→ **Problem requirements**: Output all the material that follows, exactly as given.

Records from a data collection

————

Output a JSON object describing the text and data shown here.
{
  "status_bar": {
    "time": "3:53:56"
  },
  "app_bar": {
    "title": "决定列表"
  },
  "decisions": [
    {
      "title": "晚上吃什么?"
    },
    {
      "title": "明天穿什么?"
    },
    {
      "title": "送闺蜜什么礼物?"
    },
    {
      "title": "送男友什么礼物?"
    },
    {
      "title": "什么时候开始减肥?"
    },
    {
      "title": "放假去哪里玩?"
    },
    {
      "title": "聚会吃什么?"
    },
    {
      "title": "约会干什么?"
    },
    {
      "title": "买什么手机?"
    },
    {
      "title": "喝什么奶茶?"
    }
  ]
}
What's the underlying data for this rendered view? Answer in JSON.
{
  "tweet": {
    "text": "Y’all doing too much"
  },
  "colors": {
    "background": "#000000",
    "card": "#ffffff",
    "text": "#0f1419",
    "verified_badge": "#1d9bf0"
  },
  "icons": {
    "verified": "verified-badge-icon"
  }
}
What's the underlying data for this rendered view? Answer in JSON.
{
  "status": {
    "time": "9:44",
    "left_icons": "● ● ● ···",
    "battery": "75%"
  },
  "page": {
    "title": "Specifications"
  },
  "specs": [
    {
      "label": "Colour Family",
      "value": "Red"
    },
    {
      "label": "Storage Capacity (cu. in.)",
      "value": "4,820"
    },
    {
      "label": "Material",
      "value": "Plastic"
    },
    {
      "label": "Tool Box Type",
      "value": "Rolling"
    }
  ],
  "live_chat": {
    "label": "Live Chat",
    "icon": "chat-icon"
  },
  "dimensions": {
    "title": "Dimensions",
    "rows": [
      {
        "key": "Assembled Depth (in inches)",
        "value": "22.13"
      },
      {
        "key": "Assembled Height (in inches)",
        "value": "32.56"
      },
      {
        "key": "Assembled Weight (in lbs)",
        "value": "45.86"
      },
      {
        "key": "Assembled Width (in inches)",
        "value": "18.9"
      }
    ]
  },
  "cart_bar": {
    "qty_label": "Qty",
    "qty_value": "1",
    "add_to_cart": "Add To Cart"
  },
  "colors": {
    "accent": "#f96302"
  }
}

————

→ **Solution to this task**:
Output a JSON object describing the text and data shown here.
{
  "status_bar": {
    "time": "3:53:56"
  },
  "app_bar": {
    "title": "决定列表"
  },
  "decisions": [
    {
      "title": "晚上吃什么?"
    },
    {
      "title": "明天穿什么?"
    },
    {
      "title": "送闺蜜什么礼物?"
    },
    {
      "title": "送男友什么礼物?"
    },
    {
      "title": "什么时候开始减肥?"
    },
    {
      "title": "放假去哪里玩?"
    },
    {
      "title": "聚会吃什么?"
    },
    {
      "title": "约会干什么?"
    },
    {
      "title": "买什么手机?"
    },
    {
      "title": "喝什么奶茶?"
    }
  ]
}
What's the underlying data for this rendered view? Answer in JSON.
{
  "tweet": {
    "text": "Y’all doing too much"
  },
  "colors": {
    "background": "#000000",
    "card": "#ffffff",
    "text": "#0f1419",
    "verified_badge": "#1d9bf0"
  },
  "icons": {
    "verified": "verified-badge-icon"
  }
}
What's the underlying data for this rendered view? Answer in JSON.
{
  "status": {
    "time": "9:44",
    "left_icons": "● ● ● ···",
    "battery": "75%"
  },
  "page": {
    "title": "Specifications"
  },
  "specs": [
    {
      "label": "Colour Family",
      "value": "Red"
    },
    {
      "label": "Storage Capacity (cu. in.)",
      "value": "4,820"
    },
    {
      "label": "Material",
      "value": "Plastic"
    },
    {
      "label": "Tool Box Type",
      "value": "Rolling"
    }
  ],
  "live_chat": {
    "label": "Live Chat",
    "icon": "chat-icon"
  },
  "dimensions": {
    "title": "Dimensions",
    "rows": [
      {
        "key": "Assembled Depth (in inches)",
        "value": "22.13"
      },
      {
        "key": "Assembled Height (in inches)",
        "value": "32.56"
      },
      {
        "key": "Assembled Weight (in lbs)",
        "value": "45.86"
      },
      {
        "key": "Assembled Width (in inches)",
        "value": "18.9"
      }
    ]
  },
  "cart_bar": {
    "qty_label": "Qty",
    "qty_value": "1",
    "add_to_cart": "Add To Cart"
  },
  "colors": {
    "accent": "#f96302"
  }
}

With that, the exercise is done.